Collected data
* * * * *

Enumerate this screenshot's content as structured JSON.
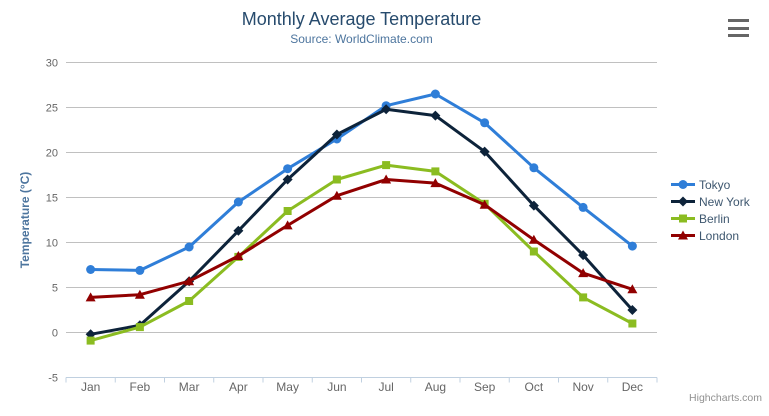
{
  "chart_data": {
    "type": "line",
    "title": "Monthly Average Temperature",
    "subtitle": "Source: WorldClimate.com",
    "xlabel": "",
    "ylabel": "Temperature (°C)",
    "categories": [
      "Jan",
      "Feb",
      "Mar",
      "Apr",
      "May",
      "Jun",
      "Jul",
      "Aug",
      "Sep",
      "Oct",
      "Nov",
      "Dec"
    ],
    "series": [
      {
        "name": "Tokyo",
        "color": "#2f7ed8",
        "marker": "circle",
        "values": [
          7.0,
          6.9,
          9.5,
          14.5,
          18.2,
          21.5,
          25.2,
          26.5,
          23.3,
          18.3,
          13.9,
          9.6
        ]
      },
      {
        "name": "New York",
        "color": "#0d233a",
        "marker": "diamond",
        "values": [
          -0.2,
          0.8,
          5.7,
          11.3,
          17.0,
          22.0,
          24.8,
          24.1,
          20.1,
          14.1,
          8.6,
          2.5
        ]
      },
      {
        "name": "Berlin",
        "color": "#8bbc21",
        "marker": "square",
        "values": [
          -0.9,
          0.6,
          3.5,
          8.4,
          13.5,
          17.0,
          18.6,
          17.9,
          14.3,
          9.0,
          3.9,
          1.0
        ]
      },
      {
        "name": "London",
        "color": "#910000",
        "marker": "triangle",
        "values": [
          3.9,
          4.2,
          5.7,
          8.5,
          11.9,
          15.2,
          17.0,
          16.6,
          14.2,
          10.3,
          6.6,
          4.8
        ]
      }
    ],
    "ylim": [
      -5,
      30
    ],
    "ytick_step": 5,
    "yticks": [
      -5,
      0,
      5,
      10,
      15,
      20,
      25,
      30
    ],
    "grid": true,
    "legend_position": "right"
  },
  "credits": "Highcharts.com",
  "icons": {
    "context_menu": "hamburger-icon"
  },
  "colors": {
    "title": "#274b6d",
    "subtitle": "#4d759e",
    "axis_title": "#4d759e",
    "axis_labels": "#666666",
    "axis_line": "#C0D0E0",
    "gridline": "#C0C0C0",
    "legend_text": "#3E576F",
    "credits": "#909090",
    "burger": "#666666"
  }
}
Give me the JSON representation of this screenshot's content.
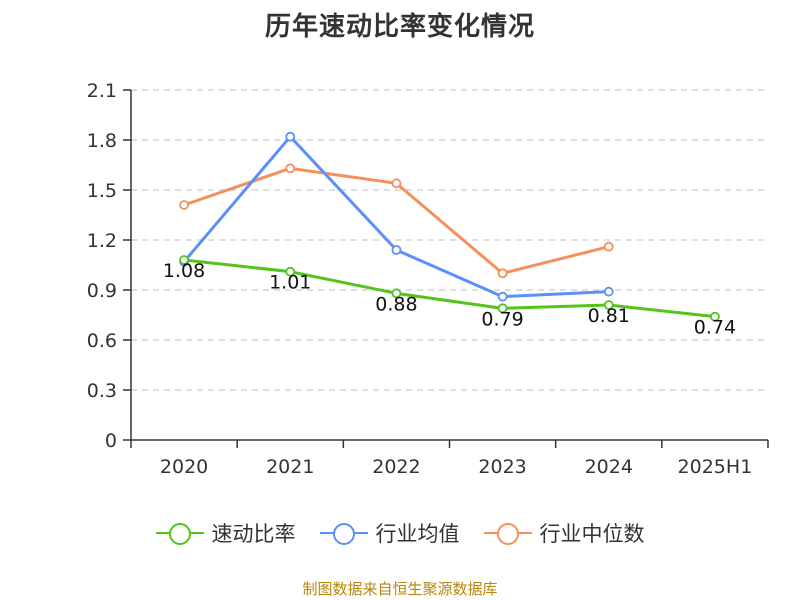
{
  "chart_data": {
    "type": "line",
    "title": "历年速动比率变化情况",
    "categories": [
      "2020",
      "2021",
      "2022",
      "2023",
      "2024",
      "2025H1"
    ],
    "series": [
      {
        "name": "速动比率",
        "color": "#52c41a",
        "values": [
          1.08,
          1.01,
          0.88,
          0.79,
          0.81,
          0.74
        ],
        "labels": [
          "1.08",
          "1.01",
          "0.88",
          "0.79",
          "0.81",
          "0.74"
        ]
      },
      {
        "name": "行业均值",
        "color": "#5b8ff9",
        "values": [
          1.07,
          1.82,
          1.14,
          0.86,
          0.89,
          null
        ]
      },
      {
        "name": "行业中位数",
        "color": "#f6905a",
        "values": [
          1.41,
          1.63,
          1.54,
          1.0,
          1.16,
          null
        ]
      }
    ],
    "ylim": [
      0,
      2.1
    ],
    "yticks": [
      "0",
      "0.3",
      "0.6",
      "0.9",
      "1.2",
      "1.5",
      "1.8",
      "2.1"
    ],
    "ytick_values": [
      0,
      0.3,
      0.6,
      0.9,
      1.2,
      1.5,
      1.8,
      2.1
    ],
    "grid": true,
    "legend_position": "bottom",
    "xlabel": "",
    "ylabel": ""
  },
  "source_text": "制图数据来自恒生聚源数据库"
}
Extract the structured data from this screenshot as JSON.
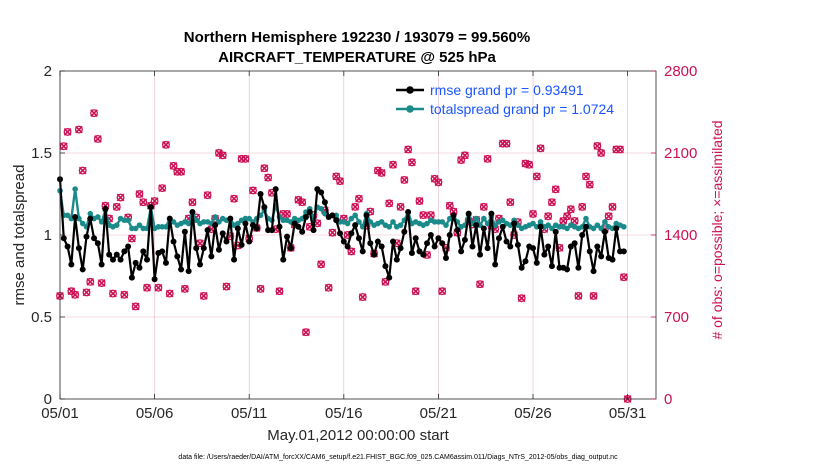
{
  "chart_data": {
    "type": "line",
    "title": "Northern Hemisphere 192230 / 193079 = 99.560%",
    "subtitle": "AIRCRAFT_TEMPERATURE @ 525 hPa",
    "xlabel": "May.01,2012 00:00:00 start",
    "ylabel_left": "rmse and totalspread",
    "ylabel_right": "# of obs: o=possible; ×=assimilated",
    "footnote": "data file: /Users/raeder/DAI/ATM_forcXX/CAM6_setup/f.e21.FHIST_BGC.f09_025.CAM6assim.011/Diags_NTrS_2012-05/obs_diag_output.nc",
    "x_tick_labels": [
      "05/01",
      "05/06",
      "05/11",
      "05/16",
      "05/21",
      "05/26",
      "05/31"
    ],
    "x_tick_days": [
      0,
      5,
      10,
      15,
      20,
      25,
      30
    ],
    "xlim_days": [
      0,
      31.5
    ],
    "ylim_left": [
      0,
      2
    ],
    "yticks_left": [
      "0",
      "0.5",
      "1",
      "1.5",
      "2"
    ],
    "ylim_right": [
      0,
      2800
    ],
    "yticks_right": [
      "0",
      "700",
      "1400",
      "2100",
      "2800"
    ],
    "grid": true,
    "legend_position": "top-right",
    "colors": {
      "rmse": "#000000",
      "spread": "#1a8a8a",
      "obs": "#cc1155",
      "grid": "#e7b8c8",
      "axis": "#262626",
      "legend_text": "#1a55ff"
    },
    "series": [
      {
        "name": "rmse",
        "legend": "rmse grand pr = 0.93491",
        "axis": "left",
        "values": [
          1.34,
          0.98,
          0.93,
          0.82,
          1.11,
          0.92,
          0.79,
          0.99,
          1.1,
          0.98,
          0.95,
          0.82,
          1.16,
          0.88,
          0.85,
          0.88,
          0.85,
          0.9,
          0.93,
          0.74,
          0.83,
          0.8,
          0.9,
          0.85,
          1.17,
          0.73,
          0.89,
          0.9,
          0.83,
          1.1,
          0.96,
          0.87,
          0.79,
          1.02,
          0.78,
          1.14,
          0.92,
          0.82,
          0.92,
          1.03,
          0.87,
          1.06,
          0.91,
          1.01,
          0.96,
          1.1,
          0.85,
          1.04,
          0.94,
          1.07,
          0.96,
          1.06,
          1.04,
          1.25,
          1.17,
          1.03,
          1.03,
          1.28,
          1.05,
          0.85,
          0.99,
          0.92,
          1.07,
          1.05,
          1.02,
          1.11,
          1.14,
          1.03,
          1.28,
          1.26,
          1.2,
          1.11,
          1.12,
          1.09,
          1.01,
          0.96,
          0.93,
          1.01,
          1.06,
          0.98,
          0.9,
          1.12,
          0.95,
          0.88,
          0.96,
          0.93,
          0.81,
          0.74,
          0.96,
          0.85,
          0.92,
          1.02,
          1.14,
          0.89,
          0.98,
          0.9,
          0.88,
          0.95,
          1.0,
          0.93,
          0.98,
          0.95,
          0.86,
          1.0,
          1.12,
          1.03,
          0.9,
          0.97,
          1.13,
          0.93,
          1.06,
          0.88,
          1.04,
          0.92,
          1.13,
          0.82,
          0.98,
          1.05,
          0.96,
          0.93,
          1.07,
          0.94,
          0.8,
          0.84,
          0.93,
          0.92,
          0.83,
          1.05,
          0.88,
          0.93,
          0.81,
          1.02,
          0.8,
          0.8,
          0.79,
          0.93,
          0.95,
          0.8,
          1.0,
          1.05,
          0.9,
          0.78,
          0.93,
          0.87,
          1.02,
          0.86,
          0.85,
          1.04,
          0.9,
          0.9
        ]
      },
      {
        "name": "totalspread",
        "legend": "totalspread grand pr = 1.0724",
        "axis": "left",
        "values": [
          1.27,
          1.12,
          1.12,
          1.1,
          1.28,
          1.1,
          1.07,
          1.05,
          1.13,
          1.1,
          1.11,
          1.08,
          1.15,
          1.06,
          1.05,
          1.06,
          1.1,
          1.09,
          1.09,
          1.04,
          1.04,
          1.06,
          1.04,
          1.04,
          1.17,
          1.04,
          1.05,
          1.05,
          1.05,
          1.1,
          1.08,
          1.06,
          1.07,
          1.08,
          1.07,
          1.12,
          1.09,
          1.07,
          1.08,
          1.08,
          1.07,
          1.11,
          1.08,
          1.1,
          1.09,
          1.1,
          1.06,
          1.07,
          1.09,
          1.1,
          1.1,
          1.08,
          1.1,
          1.12,
          1.15,
          1.1,
          1.09,
          1.18,
          1.11,
          1.09,
          1.09,
          1.08,
          1.1,
          1.09,
          1.1,
          1.14,
          1.16,
          1.1,
          1.17,
          1.16,
          1.13,
          1.11,
          1.12,
          1.12,
          1.08,
          1.08,
          1.07,
          1.1,
          1.12,
          1.08,
          1.05,
          1.13,
          1.08,
          1.06,
          1.07,
          1.08,
          1.06,
          1.05,
          1.08,
          1.05,
          1.06,
          1.09,
          1.14,
          1.07,
          1.08,
          1.07,
          1.06,
          1.07,
          1.09,
          1.08,
          1.08,
          1.08,
          1.06,
          1.1,
          1.12,
          1.08,
          1.05,
          1.06,
          1.12,
          1.07,
          1.1,
          1.06,
          1.1,
          1.07,
          1.11,
          1.06,
          1.08,
          1.09,
          1.07,
          1.06,
          1.09,
          1.06,
          1.04,
          1.05,
          1.06,
          1.07,
          1.05,
          1.08,
          1.05,
          1.06,
          1.04,
          1.06,
          1.05,
          1.05,
          1.04,
          1.06,
          1.05,
          1.04,
          1.05,
          1.1,
          1.05,
          1.04,
          1.06,
          1.04,
          1.08,
          1.05,
          1.04,
          1.07,
          1.06,
          1.05
        ]
      }
    ],
    "obs_counts": {
      "axis": "right",
      "values": [
        880,
        2158,
        2280,
        920,
        890,
        2300,
        1950,
        910,
        1000,
        2440,
        2220,
        990,
        1650,
        1540,
        900,
        1640,
        1720,
        890,
        1550,
        1370,
        790,
        1750,
        1680,
        950,
        1650,
        1690,
        950,
        1800,
        2170,
        900,
        1990,
        1940,
        1940,
        940,
        1540,
        1680,
        1550,
        1330,
        880,
        1740,
        1450,
        1540,
        2100,
        2080,
        960,
        1390,
        1710,
        1310,
        2050,
        2050,
        1370,
        1780,
        1460,
        940,
        1970,
        1890,
        1760,
        1450,
        920,
        1580,
        1580,
        1290,
        1490,
        1700,
        1680,
        570,
        1470,
        1570,
        1500,
        1150,
        1610,
        950,
        1420,
        1900,
        1860,
        1540,
        1400,
        1260,
        1640,
        1710,
        870,
        1480,
        1600,
        1240,
        1950,
        1930,
        1000,
        1670,
        2000,
        1330,
        1640,
        1870,
        2130,
        2020,
        920,
        1690,
        1570,
        1230,
        1570,
        1880,
        1850,
        920,
        1290,
        1650,
        1600,
        1420,
        2040,
        2080,
        1520,
        1490,
        1530,
        980,
        1640,
        2050,
        1480,
        1450,
        1540,
        2180,
        2180,
        1680,
        1400,
        1510,
        860,
        2010,
        2000,
        1580,
        1900,
        2140,
        1450,
        1560,
        1680,
        1790,
        1290,
        1520,
        1560,
        1620,
        1520,
        880,
        1640,
        1900,
        1830,
        880,
        2160,
        2100,
        1450,
        1560,
        1640,
        2130,
        2130,
        1040,
        0
      ]
    }
  }
}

* * * * *

Above are the records. Identify each line that contains the word "name".

Response to the exercise
        "name": "Tokyo",
        "name": "New York",
        "name": "Berlin",
        "name": "London",
        "name": "速动比率",
        "name": "行业均值",
        "name": "行业中位数",
        "name": "rmse",
        "name": "totalspread",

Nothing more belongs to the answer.